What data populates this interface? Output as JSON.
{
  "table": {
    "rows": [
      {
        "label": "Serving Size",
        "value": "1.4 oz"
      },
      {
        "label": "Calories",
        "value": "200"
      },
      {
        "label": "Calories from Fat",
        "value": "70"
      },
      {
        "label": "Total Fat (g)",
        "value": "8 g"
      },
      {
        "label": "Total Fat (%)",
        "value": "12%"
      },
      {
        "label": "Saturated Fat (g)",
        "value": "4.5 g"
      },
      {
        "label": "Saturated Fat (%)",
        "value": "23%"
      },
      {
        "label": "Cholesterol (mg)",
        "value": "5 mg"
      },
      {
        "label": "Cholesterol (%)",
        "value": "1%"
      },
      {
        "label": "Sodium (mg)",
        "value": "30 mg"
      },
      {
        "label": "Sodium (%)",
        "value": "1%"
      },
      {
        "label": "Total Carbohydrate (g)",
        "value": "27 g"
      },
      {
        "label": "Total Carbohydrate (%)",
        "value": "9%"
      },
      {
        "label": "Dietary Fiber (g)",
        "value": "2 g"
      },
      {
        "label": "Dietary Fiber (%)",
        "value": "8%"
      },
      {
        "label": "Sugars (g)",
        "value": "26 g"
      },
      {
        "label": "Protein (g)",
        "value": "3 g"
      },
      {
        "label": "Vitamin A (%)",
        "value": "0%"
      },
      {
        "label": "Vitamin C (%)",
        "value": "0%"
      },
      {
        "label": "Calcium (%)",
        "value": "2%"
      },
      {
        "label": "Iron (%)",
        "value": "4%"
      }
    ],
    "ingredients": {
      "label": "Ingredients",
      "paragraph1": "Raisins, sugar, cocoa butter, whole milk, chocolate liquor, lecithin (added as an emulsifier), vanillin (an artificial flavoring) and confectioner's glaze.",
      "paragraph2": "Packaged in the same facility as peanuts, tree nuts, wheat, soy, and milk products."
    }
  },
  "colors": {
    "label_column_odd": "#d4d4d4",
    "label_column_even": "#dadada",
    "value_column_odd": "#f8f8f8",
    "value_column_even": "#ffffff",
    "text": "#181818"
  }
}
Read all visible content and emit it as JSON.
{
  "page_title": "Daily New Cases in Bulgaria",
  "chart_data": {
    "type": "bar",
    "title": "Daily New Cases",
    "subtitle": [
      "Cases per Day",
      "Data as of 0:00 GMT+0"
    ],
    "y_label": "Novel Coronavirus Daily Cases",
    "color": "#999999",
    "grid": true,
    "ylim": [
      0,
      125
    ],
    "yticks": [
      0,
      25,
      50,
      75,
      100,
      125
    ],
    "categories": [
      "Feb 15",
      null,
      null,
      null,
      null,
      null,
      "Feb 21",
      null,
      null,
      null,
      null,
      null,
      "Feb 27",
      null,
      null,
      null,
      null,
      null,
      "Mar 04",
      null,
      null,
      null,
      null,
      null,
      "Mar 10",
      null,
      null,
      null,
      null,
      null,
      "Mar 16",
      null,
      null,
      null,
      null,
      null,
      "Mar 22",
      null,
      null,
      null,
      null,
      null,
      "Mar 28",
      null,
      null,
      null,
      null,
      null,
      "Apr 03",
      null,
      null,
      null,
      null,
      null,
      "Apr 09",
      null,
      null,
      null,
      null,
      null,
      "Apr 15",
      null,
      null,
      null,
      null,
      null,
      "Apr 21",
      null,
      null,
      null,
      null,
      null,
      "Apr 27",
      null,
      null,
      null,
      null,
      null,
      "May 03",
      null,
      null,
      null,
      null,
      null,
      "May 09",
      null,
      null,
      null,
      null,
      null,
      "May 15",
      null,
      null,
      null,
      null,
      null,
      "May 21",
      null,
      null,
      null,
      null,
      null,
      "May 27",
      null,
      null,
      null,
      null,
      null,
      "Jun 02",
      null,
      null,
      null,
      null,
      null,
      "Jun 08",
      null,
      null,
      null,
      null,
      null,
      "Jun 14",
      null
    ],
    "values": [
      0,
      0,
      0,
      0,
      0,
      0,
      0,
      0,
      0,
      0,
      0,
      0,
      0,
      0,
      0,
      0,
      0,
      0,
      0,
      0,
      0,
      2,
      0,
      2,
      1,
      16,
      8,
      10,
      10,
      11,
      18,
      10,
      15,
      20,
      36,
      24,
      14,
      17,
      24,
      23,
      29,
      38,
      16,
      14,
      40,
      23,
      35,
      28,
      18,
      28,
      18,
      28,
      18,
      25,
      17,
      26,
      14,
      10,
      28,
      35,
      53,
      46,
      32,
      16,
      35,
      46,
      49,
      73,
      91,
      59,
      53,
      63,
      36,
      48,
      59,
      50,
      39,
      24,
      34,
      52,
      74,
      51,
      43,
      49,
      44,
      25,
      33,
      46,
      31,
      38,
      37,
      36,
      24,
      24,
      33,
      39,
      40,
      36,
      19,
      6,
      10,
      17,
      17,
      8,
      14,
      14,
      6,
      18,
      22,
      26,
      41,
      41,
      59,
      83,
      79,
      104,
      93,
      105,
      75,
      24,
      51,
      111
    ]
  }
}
========================================================================
:: The task ::
The word to find is "milk". Copy every line of the data that holds it.

:: Solution for this problem ::
      "paragraph1": "Raisins, sugar, cocoa butter, whole milk, chocolate liquor, lecithin (added as an emulsifier), vanillin (an artificial flavoring) and confectioner's glaze.",
      "paragraph2": "Packaged in the same facility as peanuts, tree nuts, wheat, soy, and milk products."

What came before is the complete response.